(Given task):
Gather the lines that hold the string "color".
* begin Provided records *
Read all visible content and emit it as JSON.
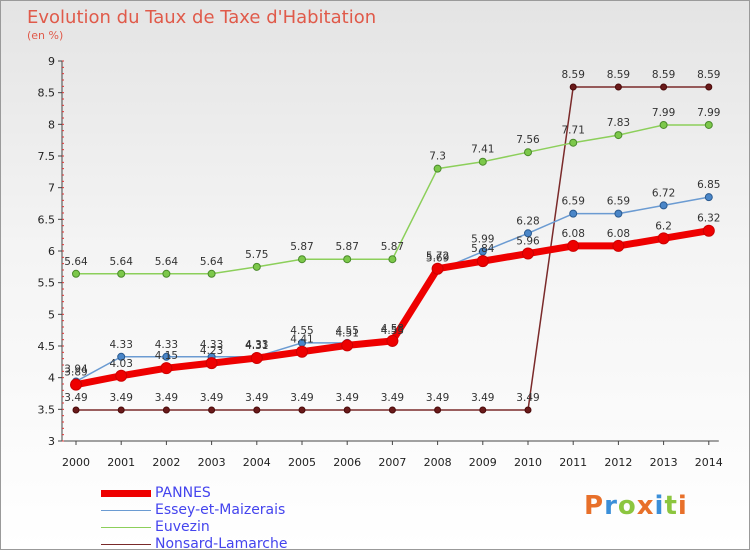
{
  "title": "Evolution du Taux de Taxe d'Habitation",
  "subtitle": "(en %)",
  "logo": "Proxiti",
  "chart_data": {
    "type": "line",
    "x": [
      "2000",
      "2001",
      "2002",
      "2003",
      "2004",
      "2005",
      "2006",
      "2007",
      "2008",
      "2009",
      "2010",
      "2011",
      "2012",
      "2013",
      "2014"
    ],
    "ylim": [
      3,
      9
    ],
    "yticks": [
      3,
      3.5,
      4,
      4.5,
      5,
      5.5,
      6,
      6.5,
      7,
      7.5,
      8,
      8.5,
      9
    ],
    "legend_position": "bottom-left",
    "grid": false,
    "series": [
      {
        "name": "PANNES",
        "color": "#ee0000",
        "values": [
          3.89,
          4.03,
          4.15,
          4.23,
          4.31,
          4.41,
          4.51,
          4.58,
          5.72,
          5.84,
          5.96,
          6.08,
          6.08,
          6.2,
          6.32
        ],
        "labels": [
          "3.89",
          "4.03",
          "4.15",
          "4.23",
          "4.31",
          "4.41",
          "4.51",
          "4.58",
          "5.72",
          "5.84",
          "5.96",
          "6.08",
          "6.08",
          "6.2",
          "6.32"
        ]
      },
      {
        "name": "Essey-et-Maizerais",
        "color": "#6b9bd2",
        "values": [
          3.94,
          4.33,
          4.33,
          4.33,
          4.33,
          4.55,
          4.55,
          4.55,
          5.69,
          5.99,
          6.28,
          6.59,
          6.59,
          6.72,
          6.85
        ],
        "labels": [
          "3.94",
          "4.33",
          "4.33",
          "4.33",
          "4.33",
          "4.55",
          "4.55",
          "4.55",
          "5.69",
          "5.99",
          "6.28",
          "6.59",
          "6.59",
          "6.72",
          "6.85"
        ]
      },
      {
        "name": "Euvezin",
        "color": "#8ccf5a",
        "values": [
          5.64,
          5.64,
          5.64,
          5.64,
          5.75,
          5.87,
          5.87,
          5.87,
          7.3,
          7.41,
          7.56,
          7.71,
          7.83,
          7.99,
          7.99
        ],
        "labels": [
          "5.64",
          "5.64",
          "5.64",
          "5.64",
          "5.75",
          "5.87",
          "5.87",
          "5.87",
          "7.3",
          "7.41",
          "7.56",
          "7.71",
          "7.83",
          "7.99",
          "7.99"
        ]
      },
      {
        "name": "Nonsard-Lamarche",
        "color": "#7a2a2a",
        "values": [
          3.49,
          3.49,
          3.49,
          3.49,
          3.49,
          3.49,
          3.49,
          3.49,
          3.49,
          3.49,
          3.49,
          8.59,
          8.59,
          8.59,
          8.59
        ],
        "labels": [
          "3.49",
          "3.49",
          "3.49",
          "3.49",
          "3.49",
          "3.49",
          "3.49",
          "3.49",
          "3.49",
          "3.49",
          "3.49",
          "8.59",
          "8.59",
          "8.59",
          "8.59"
        ]
      }
    ]
  }
}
* end Provided records *
(Exercise output):
        "color": "#ee0000",
        "color": "#6b9bd2",
        "color": "#8ccf5a",
        "color": "#7a2a2a",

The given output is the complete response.